# Prompt:
Where in the records does the word "action" appear? Copy each line that holds it.

# Records supplied:
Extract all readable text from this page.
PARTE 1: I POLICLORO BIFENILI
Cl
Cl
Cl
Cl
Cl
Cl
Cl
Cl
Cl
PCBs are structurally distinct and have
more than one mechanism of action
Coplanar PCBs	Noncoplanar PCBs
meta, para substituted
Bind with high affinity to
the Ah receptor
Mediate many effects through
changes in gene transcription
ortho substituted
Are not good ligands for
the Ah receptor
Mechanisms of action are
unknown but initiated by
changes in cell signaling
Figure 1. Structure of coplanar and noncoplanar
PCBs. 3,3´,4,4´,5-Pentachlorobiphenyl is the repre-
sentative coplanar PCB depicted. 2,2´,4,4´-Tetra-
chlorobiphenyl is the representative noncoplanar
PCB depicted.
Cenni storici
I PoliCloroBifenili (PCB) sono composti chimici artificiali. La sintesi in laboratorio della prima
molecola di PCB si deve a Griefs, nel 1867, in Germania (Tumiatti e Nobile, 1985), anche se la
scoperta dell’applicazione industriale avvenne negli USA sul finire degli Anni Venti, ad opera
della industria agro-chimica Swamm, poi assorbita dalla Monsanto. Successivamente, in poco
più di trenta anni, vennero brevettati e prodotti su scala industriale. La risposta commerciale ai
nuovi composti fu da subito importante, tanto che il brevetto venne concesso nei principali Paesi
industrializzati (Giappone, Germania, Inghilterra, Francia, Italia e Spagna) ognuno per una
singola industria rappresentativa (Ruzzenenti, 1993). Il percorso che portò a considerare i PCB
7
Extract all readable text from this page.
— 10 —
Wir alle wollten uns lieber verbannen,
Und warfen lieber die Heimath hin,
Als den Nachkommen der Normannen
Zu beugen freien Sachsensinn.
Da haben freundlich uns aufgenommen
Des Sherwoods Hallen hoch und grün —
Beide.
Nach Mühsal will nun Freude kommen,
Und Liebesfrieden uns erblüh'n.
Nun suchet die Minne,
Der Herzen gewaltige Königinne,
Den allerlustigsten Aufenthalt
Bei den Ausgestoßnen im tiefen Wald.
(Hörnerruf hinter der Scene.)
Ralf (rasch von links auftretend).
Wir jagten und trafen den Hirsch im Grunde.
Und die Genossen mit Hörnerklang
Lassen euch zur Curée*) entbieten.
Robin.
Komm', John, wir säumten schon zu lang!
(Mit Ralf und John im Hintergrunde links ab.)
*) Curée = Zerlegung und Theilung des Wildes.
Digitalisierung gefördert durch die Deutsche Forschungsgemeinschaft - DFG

# Response to the task:
more than one mechanism of action
Mechanisms of action are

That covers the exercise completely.